• Figure record listings
============================================================
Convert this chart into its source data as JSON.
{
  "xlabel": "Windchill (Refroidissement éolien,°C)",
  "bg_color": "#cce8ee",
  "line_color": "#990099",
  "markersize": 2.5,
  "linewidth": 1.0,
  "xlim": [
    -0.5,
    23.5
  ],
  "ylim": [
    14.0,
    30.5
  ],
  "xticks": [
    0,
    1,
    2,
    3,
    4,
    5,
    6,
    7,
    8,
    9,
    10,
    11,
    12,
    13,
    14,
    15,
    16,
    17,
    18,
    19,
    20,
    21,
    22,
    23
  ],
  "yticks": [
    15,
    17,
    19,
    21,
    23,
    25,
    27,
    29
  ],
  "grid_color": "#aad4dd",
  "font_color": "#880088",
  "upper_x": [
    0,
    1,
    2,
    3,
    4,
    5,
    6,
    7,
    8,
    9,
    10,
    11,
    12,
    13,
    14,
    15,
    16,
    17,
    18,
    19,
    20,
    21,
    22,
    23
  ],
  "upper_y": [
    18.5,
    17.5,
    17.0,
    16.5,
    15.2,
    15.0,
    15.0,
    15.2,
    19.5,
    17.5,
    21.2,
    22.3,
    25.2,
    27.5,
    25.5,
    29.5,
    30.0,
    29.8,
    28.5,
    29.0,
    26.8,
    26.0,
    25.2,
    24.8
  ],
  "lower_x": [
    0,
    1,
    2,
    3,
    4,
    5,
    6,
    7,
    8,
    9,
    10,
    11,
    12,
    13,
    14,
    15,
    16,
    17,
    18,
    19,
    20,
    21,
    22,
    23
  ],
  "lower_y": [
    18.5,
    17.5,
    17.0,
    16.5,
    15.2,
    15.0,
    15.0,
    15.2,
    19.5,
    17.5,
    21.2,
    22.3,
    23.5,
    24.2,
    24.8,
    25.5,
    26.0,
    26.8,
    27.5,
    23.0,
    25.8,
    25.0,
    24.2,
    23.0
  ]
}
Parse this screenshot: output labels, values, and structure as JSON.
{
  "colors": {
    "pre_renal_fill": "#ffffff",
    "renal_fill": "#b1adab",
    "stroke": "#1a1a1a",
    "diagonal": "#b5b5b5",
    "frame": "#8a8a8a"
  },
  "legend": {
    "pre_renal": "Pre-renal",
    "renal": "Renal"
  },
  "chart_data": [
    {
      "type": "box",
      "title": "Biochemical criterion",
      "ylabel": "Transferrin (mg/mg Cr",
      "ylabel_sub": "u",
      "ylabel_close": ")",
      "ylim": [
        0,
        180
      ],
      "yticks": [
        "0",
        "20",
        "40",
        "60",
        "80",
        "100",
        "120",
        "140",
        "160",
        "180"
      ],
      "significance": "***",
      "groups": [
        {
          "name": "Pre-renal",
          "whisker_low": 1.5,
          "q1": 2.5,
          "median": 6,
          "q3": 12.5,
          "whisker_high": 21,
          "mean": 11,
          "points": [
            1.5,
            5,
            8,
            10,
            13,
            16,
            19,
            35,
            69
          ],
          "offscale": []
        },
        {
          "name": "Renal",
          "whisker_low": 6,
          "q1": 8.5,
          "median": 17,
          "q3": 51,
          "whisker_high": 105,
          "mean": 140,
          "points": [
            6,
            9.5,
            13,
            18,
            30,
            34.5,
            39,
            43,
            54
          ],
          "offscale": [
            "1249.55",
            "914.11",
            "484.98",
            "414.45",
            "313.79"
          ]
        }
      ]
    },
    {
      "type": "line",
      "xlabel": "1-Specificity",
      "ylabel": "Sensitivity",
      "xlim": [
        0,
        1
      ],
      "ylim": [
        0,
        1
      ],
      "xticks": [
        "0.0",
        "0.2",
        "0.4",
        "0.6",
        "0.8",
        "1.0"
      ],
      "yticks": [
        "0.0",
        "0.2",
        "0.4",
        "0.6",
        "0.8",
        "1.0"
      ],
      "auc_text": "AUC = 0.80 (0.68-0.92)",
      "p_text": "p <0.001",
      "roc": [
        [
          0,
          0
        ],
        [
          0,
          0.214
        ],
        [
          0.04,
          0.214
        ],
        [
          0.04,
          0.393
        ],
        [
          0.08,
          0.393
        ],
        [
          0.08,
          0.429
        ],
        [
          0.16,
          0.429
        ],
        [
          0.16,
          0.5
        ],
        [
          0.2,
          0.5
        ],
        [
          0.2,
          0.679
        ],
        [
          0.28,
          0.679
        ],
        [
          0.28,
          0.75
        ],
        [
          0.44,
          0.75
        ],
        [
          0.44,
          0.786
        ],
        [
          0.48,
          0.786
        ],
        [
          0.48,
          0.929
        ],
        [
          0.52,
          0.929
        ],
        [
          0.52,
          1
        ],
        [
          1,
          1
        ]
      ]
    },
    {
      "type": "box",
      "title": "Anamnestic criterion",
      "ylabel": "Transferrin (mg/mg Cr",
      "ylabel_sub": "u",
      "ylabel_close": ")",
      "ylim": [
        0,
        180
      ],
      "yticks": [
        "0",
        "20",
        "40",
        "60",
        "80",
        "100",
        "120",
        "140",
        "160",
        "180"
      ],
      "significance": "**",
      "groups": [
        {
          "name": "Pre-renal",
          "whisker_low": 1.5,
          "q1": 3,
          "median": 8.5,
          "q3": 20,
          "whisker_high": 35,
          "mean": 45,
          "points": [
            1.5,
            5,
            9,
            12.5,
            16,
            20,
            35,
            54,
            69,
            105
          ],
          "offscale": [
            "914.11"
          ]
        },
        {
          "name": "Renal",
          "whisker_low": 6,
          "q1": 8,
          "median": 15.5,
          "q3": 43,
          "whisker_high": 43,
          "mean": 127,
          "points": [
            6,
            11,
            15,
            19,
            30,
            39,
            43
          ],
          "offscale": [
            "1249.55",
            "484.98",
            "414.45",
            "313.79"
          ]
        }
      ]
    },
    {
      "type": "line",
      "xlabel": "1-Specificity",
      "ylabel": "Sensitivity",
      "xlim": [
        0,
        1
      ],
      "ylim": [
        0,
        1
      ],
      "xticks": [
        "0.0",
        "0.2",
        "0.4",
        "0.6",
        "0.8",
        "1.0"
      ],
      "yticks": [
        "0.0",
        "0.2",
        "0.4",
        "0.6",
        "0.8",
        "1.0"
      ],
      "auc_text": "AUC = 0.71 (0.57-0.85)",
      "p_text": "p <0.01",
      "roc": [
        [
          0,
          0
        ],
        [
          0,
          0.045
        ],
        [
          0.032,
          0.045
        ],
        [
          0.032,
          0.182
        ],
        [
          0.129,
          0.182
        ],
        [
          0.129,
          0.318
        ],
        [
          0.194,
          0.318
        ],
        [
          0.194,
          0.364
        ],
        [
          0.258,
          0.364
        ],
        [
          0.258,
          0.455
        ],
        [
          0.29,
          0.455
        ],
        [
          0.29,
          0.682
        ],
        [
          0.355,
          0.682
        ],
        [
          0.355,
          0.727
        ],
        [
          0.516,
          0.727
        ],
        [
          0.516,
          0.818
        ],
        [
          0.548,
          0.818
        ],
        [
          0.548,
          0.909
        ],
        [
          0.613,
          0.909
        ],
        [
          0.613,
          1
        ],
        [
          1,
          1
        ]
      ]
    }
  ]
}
============================================================
• Brief
Transcribe each entry exactly.

• Task result
Convert this chart into its source data as JSON.
{
  "xlabel": "Windchill (Refroidissement éolien,°C)",
  "bg_color": "#cce8ee",
  "line_color": "#990099",
  "markersize": 2.5,
  "linewidth": 1.0,
  "xlim": [
    -0.5,
    23.5
  ],
  "ylim": [
    14.0,
    30.5
  ],
  "xticks": [
    0,
    1,
    2,
    3,
    4,
    5,
    6,
    7,
    8,
    9,
    10,
    11,
    12,
    13,
    14,
    15,
    16,
    17,
    18,
    19,
    20,
    21,
    22,
    23
  ],
  "yticks": [
    15,
    17,
    19,
    21,
    23,
    25,
    27,
    29
  ],
  "grid_color": "#aad4dd",
  "font_color": "#880088",
  "upper_x": [
    0,
    1,
    2,
    3,
    4,
    5,
    6,
    7,
    8,
    9,
    10,
    11,
    12,
    13,
    14,
    15,
    16,
    17,
    18,
    19,
    20,
    21,
    22,
    23
  ],
  "upper_y": [
    18.5,
    17.5,
    17.0,
    16.5,
    15.2,
    15.0,
    15.0,
    15.2,
    19.5,
    17.5,
    21.2,
    22.3,
    25.2,
    27.5,
    25.5,
    29.5,
    30.0,
    29.8,
    28.5,
    29.0,
    26.8,
    26.0,
    25.2,
    24.8
  ],
  "lower_x": [
    0,
    1,
    2,
    3,
    4,
    5,
    6,
    7,
    8,
    9,
    10,
    11,
    12,
    13,
    14,
    15,
    16,
    17,
    18,
    19,
    20,
    21,
    22,
    23
  ],
  "lower_y": [
    18.5,
    17.5,
    17.0,
    16.5,
    15.2,
    15.0,
    15.0,
    15.2,
    19.5,
    17.5,
    21.2,
    22.3,
    23.5,
    24.2,
    24.8,
    25.5,
    26.0,
    26.8,
    27.5,
    23.0,
    25.8,
    25.0,
    24.2,
    23.0
  ]
}
Parse this screenshot: output labels, values, and structure as JSON.
{
  "colors": {
    "pre_renal_fill": "#ffffff",
    "renal_fill": "#b1adab",
    "stroke": "#1a1a1a",
    "diagonal": "#b5b5b5",
    "frame": "#8a8a8a"
  },
  "legend": {
    "pre_renal": "Pre-renal",
    "renal": "Renal"
  },
  "chart_data": [
    {
      "type": "box",
      "title": "Biochemical criterion",
      "ylabel": "Transferrin (mg/mg Cr",
      "ylabel_sub": "u",
      "ylabel_close": ")",
      "ylim": [
        0,
        180
      ],
      "yticks": [
        "0",
        "20",
        "40",
        "60",
        "80",
        "100",
        "120",
        "140",
        "160",
        "180"
      ],
      "significance": "***",
      "groups": [
        {
          "name": "Pre-renal",
          "whisker_low": 1.5,
          "q1": 2.5,
          "median": 6,
          "q3": 12.5,
          "whisker_high": 21,
          "mean": 11,
          "points": [
            1.5,
            5,
            8,
            10,
            13,
            16,
            19,
            35,
            69
          ],
          "offscale": []
        },
        {
          "name": "Renal",
          "whisker_low": 6,
          "q1": 8.5,
          "median": 17,
          "q3": 51,
          "whisker_high": 105,
          "mean": 140,
          "points": [
            6,
            9.5,
            13,
            18,
            30,
            34.5,
            39,
            43,
            54
          ],
          "offscale": [
            "1249.55",
            "914.11",
            "484.98",
            "414.45",
            "313.79"
          ]
        }
      ]
    },
    {
      "type": "line",
      "xlabel": "1-Specificity",
      "ylabel": "Sensitivity",
      "xlim": [
        0,
        1
      ],
      "ylim": [
        0,
        1
      ],
      "xticks": [
        "0.0",
        "0.2",
        "0.4",
        "0.6",
        "0.8",
        "1.0"
      ],
      "yticks": [
        "0.0",
        "0.2",
        "0.4",
        "0.6",
        "0.8",
        "1.0"
      ],
      "auc_text": "AUC = 0.80 (0.68-0.92)",
      "p_text": "p <0.001",
      "roc": [
        [
          0,
          0
        ],
        [
          0,
          0.214
        ],
        [
          0.04,
          0.214
        ],
        [
          0.04,
          0.393
        ],
        [
          0.08,
          0.393
        ],
        [
          0.08,
          0.429
        ],
        [
          0.16,
          0.429
        ],
        [
          0.16,
          0.5
        ],
        [
          0.2,
          0.5
        ],
        [
          0.2,
          0.679
        ],
        [
          0.28,
          0.679
        ],
        [
          0.28,
          0.75
        ],
        [
          0.44,
          0.75
        ],
        [
          0.44,
          0.786
        ],
        [
          0.48,
          0.786
        ],
        [
          0.48,
          0.929
        ],
        [
          0.52,
          0.929
        ],
        [
          0.52,
          1
        ],
        [
          1,
          1
        ]
      ]
    },
    {
      "type": "box",
      "title": "Anamnestic criterion",
      "ylabel": "Transferrin (mg/mg Cr",
      "ylabel_sub": "u",
      "ylabel_close": ")",
      "ylim": [
        0,
        180
      ],
      "yticks": [
        "0",
        "20",
        "40",
        "60",
        "80",
        "100",
        "120",
        "140",
        "160",
        "180"
      ],
      "significance": "**",
      "groups": [
        {
          "name": "Pre-renal",
          "whisker_low": 1.5,
          "q1": 3,
          "median": 8.5,
          "q3": 20,
          "whisker_high": 35,
          "mean": 45,
          "points": [
            1.5,
            5,
            9,
            12.5,
            16,
            20,
            35,
            54,
            69,
            105
          ],
          "offscale": [
            "914.11"
          ]
        },
        {
          "name": "Renal",
          "whisker_low": 6,
          "q1": 8,
          "median": 15.5,
          "q3": 43,
          "whisker_high": 43,
          "mean": 127,
          "points": [
            6,
            11,
            15,
            19,
            30,
            39,
            43
          ],
          "offscale": [
            "1249.55",
            "484.98",
            "414.45",
            "313.79"
          ]
        }
      ]
    },
    {
      "type": "line",
      "xlabel": "1-Specificity",
      "ylabel": "Sensitivity",
      "xlim": [
        0,
        1
      ],
      "ylim": [
        0,
        1
      ],
      "xticks": [
        "0.0",
        "0.2",
        "0.4",
        "0.6",
        "0.8",
        "1.0"
      ],
      "yticks": [
        "0.0",
        "0.2",
        "0.4",
        "0.6",
        "0.8",
        "1.0"
      ],
      "auc_text": "AUC = 0.71 (0.57-0.85)",
      "p_text": "p <0.01",
      "roc": [
        [
          0,
          0
        ],
        [
          0,
          0.045
        ],
        [
          0.032,
          0.045
        ],
        [
          0.032,
          0.182
        ],
        [
          0.129,
          0.182
        ],
        [
          0.129,
          0.318
        ],
        [
          0.194,
          0.318
        ],
        [
          0.194,
          0.364
        ],
        [
          0.258,
          0.364
        ],
        [
          0.258,
          0.455
        ],
        [
          0.29,
          0.455
        ],
        [
          0.29,
          0.682
        ],
        [
          0.355,
          0.682
        ],
        [
          0.355,
          0.727
        ],
        [
          0.516,
          0.727
        ],
        [
          0.516,
          0.818
        ],
        [
          0.548,
          0.818
        ],
        [
          0.548,
          0.909
        ],
        [
          0.613,
          0.909
        ],
        [
          0.613,
          1
        ],
        [
          1,
          1
        ]
      ]
    }
  ]
}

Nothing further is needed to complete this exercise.